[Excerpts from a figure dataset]

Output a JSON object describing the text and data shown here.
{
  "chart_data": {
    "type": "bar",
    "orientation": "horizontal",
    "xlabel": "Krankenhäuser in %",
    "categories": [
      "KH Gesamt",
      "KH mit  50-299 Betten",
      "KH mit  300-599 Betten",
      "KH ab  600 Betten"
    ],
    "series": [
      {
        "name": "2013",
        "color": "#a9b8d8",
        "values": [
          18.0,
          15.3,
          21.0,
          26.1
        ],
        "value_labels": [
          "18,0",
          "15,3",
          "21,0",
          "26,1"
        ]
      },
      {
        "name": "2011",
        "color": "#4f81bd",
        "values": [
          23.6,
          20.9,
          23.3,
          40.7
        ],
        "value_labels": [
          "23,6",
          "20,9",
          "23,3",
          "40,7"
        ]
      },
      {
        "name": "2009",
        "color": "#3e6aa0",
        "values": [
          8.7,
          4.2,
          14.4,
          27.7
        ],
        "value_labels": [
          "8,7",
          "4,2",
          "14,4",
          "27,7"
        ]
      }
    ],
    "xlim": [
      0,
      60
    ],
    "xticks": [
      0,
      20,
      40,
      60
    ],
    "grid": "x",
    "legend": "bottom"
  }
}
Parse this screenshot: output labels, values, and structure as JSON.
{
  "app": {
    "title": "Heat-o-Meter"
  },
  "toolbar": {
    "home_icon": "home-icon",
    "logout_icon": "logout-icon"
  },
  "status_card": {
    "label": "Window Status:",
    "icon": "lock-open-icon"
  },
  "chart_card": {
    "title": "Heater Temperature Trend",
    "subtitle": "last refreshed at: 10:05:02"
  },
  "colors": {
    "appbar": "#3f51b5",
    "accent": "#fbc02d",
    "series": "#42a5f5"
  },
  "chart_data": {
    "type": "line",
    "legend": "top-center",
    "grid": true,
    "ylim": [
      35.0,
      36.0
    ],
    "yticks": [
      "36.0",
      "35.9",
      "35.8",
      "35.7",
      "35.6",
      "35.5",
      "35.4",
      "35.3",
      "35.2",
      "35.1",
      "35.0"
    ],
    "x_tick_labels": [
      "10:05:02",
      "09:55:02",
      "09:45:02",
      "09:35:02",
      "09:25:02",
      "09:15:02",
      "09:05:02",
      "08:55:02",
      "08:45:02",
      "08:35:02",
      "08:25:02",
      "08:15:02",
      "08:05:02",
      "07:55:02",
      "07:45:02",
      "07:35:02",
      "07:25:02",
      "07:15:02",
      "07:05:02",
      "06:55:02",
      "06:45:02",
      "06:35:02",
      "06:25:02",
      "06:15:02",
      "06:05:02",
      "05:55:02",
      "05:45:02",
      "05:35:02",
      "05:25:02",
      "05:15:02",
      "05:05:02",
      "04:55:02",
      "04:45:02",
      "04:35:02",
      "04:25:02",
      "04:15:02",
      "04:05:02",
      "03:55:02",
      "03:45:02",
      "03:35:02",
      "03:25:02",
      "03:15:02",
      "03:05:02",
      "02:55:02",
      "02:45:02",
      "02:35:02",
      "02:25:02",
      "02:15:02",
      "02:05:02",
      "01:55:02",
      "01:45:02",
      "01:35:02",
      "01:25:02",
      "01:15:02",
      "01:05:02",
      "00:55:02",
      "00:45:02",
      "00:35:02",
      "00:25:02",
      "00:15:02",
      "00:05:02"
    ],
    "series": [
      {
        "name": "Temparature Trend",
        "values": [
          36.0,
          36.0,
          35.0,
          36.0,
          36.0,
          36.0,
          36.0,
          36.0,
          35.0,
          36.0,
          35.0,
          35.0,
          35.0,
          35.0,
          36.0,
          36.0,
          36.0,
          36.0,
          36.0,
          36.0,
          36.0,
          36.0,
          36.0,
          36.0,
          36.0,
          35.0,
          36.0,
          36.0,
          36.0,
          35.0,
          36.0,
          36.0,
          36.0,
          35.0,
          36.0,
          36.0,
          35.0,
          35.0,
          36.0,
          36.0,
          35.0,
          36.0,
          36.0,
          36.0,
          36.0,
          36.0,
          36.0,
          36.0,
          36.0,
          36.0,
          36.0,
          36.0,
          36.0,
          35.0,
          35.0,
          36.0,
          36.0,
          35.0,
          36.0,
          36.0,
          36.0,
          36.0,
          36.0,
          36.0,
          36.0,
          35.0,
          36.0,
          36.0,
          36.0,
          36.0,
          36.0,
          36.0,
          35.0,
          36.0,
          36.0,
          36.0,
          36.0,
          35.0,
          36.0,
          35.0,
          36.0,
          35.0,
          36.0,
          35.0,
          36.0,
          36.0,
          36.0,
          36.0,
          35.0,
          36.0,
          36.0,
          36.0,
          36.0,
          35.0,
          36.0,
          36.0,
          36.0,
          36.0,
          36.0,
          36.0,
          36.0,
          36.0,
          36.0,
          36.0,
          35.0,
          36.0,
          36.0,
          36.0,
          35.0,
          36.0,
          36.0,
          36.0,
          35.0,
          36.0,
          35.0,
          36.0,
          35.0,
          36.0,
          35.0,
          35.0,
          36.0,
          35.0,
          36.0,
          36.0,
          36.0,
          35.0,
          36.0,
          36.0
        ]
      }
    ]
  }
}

Task description: The answer is one number: how many lines of the material above contain "name".

Result of this task: 4